# [Assignment]
Reproduce the forum reply about a relationship without sex below, word for word and in full.

# [Document excerpt]
1 hour ago, SadPP said:

I definitely need more opinions,

If opening the relationship isn't working, and she cannot be comfortable with giving you sex, and you cannot be happy without sex, there literally isn't any other option, beyond you seeing prostitutes if you could both be okay with that, but I'm guessing not or you would have tried that already. There isn't some magic pill either to make her want sex or to make you stop wanting it, sorry :c

 

1 hour ago, SadPP said:

there have to be some other similar situations people have been in. Please ask around.

# [Exercise data]
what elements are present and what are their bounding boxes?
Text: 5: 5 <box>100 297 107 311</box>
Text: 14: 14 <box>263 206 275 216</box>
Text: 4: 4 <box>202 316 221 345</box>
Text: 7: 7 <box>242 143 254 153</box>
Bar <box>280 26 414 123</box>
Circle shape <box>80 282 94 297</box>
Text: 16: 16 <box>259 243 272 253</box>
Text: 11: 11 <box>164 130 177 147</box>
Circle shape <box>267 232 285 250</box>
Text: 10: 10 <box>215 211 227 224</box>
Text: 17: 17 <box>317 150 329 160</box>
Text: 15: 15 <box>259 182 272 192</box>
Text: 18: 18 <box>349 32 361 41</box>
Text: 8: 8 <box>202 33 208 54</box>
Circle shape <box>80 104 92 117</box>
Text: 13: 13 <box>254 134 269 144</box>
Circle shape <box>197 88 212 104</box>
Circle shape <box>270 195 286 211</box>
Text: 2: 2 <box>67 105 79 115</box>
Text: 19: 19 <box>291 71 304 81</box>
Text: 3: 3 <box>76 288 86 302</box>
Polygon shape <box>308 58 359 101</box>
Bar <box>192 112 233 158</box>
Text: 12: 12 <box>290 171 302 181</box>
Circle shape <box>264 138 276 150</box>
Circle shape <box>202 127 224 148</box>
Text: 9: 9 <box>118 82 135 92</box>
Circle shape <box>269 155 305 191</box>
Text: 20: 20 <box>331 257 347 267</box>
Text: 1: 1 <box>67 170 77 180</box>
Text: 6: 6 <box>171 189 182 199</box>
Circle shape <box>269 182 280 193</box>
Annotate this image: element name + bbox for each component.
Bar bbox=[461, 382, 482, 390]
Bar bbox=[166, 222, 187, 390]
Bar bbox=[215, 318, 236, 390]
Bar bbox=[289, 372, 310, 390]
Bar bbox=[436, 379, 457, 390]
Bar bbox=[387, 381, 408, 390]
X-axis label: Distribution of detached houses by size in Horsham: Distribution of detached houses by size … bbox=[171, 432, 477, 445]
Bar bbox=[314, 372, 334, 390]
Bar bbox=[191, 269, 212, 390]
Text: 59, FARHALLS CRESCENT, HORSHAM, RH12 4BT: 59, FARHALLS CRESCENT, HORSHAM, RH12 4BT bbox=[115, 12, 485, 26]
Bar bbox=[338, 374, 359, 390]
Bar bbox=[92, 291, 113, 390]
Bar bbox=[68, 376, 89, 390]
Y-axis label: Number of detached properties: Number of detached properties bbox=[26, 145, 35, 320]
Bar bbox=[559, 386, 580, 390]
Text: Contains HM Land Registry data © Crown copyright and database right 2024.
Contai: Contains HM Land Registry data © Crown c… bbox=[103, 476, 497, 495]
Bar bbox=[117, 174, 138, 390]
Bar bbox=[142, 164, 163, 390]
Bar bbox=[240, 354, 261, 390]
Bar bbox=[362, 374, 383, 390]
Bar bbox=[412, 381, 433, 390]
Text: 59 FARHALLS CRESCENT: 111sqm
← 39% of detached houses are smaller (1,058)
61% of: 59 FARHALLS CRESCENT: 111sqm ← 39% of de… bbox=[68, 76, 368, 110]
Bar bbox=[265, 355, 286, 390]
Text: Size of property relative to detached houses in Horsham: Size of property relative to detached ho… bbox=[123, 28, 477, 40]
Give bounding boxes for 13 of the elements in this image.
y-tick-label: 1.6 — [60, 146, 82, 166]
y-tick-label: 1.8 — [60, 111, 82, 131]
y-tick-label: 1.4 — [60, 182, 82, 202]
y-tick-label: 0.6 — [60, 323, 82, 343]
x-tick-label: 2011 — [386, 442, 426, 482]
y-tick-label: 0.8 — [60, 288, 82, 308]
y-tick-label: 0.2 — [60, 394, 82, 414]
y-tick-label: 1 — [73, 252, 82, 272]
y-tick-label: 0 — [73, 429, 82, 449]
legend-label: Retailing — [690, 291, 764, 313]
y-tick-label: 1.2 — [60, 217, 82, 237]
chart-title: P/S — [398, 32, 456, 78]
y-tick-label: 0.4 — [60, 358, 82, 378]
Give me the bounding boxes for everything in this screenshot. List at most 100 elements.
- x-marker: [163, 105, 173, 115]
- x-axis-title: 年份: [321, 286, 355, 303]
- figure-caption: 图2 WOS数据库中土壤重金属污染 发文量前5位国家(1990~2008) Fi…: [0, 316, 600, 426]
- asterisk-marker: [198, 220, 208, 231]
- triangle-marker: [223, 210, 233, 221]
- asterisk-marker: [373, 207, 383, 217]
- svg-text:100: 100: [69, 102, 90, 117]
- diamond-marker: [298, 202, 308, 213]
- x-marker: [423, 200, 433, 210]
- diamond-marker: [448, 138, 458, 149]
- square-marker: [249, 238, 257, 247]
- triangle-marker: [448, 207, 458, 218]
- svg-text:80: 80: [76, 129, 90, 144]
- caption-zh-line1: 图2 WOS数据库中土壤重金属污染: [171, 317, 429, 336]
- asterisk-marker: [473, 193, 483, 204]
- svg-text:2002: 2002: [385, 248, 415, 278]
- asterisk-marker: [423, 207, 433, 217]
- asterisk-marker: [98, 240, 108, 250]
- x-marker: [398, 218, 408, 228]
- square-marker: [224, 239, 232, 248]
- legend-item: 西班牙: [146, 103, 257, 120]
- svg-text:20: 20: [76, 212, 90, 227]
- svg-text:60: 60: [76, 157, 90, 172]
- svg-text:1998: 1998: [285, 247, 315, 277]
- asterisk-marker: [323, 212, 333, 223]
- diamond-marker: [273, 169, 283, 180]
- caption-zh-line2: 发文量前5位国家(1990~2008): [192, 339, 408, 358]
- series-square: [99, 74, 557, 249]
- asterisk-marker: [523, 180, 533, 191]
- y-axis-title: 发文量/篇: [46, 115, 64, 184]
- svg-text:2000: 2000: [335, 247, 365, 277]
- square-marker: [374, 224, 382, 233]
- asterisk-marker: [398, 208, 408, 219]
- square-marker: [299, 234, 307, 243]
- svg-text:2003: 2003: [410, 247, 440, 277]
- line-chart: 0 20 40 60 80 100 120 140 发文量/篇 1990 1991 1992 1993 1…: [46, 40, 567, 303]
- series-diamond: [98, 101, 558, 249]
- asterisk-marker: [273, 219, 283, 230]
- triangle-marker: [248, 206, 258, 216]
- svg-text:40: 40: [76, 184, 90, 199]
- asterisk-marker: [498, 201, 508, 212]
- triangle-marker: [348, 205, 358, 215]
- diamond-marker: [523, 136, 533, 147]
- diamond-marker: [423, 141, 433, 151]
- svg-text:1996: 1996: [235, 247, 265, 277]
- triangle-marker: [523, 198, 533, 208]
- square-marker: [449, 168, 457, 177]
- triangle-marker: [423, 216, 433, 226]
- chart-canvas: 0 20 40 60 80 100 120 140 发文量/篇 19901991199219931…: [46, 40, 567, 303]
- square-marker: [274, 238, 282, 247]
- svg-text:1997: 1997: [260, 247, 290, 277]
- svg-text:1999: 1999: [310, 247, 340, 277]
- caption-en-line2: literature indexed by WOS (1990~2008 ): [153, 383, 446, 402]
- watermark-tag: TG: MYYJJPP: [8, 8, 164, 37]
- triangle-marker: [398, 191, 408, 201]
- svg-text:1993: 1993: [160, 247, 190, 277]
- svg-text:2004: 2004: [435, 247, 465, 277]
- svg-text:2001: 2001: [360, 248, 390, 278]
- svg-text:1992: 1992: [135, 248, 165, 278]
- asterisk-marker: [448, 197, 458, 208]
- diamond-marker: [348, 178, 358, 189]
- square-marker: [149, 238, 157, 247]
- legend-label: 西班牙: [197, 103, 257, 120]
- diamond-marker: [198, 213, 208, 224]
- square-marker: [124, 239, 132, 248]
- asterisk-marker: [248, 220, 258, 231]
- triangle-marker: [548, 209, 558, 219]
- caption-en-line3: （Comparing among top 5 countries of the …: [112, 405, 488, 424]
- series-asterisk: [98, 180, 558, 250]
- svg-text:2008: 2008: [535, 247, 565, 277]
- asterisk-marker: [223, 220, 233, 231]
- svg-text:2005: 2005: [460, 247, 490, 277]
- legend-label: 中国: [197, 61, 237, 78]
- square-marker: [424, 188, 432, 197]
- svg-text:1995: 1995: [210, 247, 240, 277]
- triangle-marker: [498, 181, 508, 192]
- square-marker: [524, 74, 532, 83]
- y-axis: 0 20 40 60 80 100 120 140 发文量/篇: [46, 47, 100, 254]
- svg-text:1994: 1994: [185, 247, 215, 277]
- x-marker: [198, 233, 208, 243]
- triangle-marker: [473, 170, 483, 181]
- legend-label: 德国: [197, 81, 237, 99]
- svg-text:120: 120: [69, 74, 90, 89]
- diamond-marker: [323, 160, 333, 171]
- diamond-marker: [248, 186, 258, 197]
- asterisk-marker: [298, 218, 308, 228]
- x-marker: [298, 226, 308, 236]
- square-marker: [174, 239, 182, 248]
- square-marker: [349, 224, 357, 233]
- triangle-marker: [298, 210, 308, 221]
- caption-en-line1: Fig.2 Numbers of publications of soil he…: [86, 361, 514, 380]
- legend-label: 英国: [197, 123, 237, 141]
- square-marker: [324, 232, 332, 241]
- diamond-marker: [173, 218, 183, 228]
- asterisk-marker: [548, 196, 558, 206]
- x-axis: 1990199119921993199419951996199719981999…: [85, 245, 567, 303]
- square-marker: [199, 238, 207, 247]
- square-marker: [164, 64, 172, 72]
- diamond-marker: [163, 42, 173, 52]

# [Answer section]
1 hour ago, SadPP said:

I definitely need more opinions,

If opening the relationship isn't working, and she cannot be comfortable with giving you sex, and you cannot be happy without sex, there literally isn't any other option, beyond you seeing prostitutes if you could both be okay with that, but I'm guessing not or you would have tried that already. There isn't some magic pill either to make her want sex or to make you stop wanting it, sorry :c

 

1 hour ago, SadPP said:

there have to be some other similar situations people have been in. Please ask around.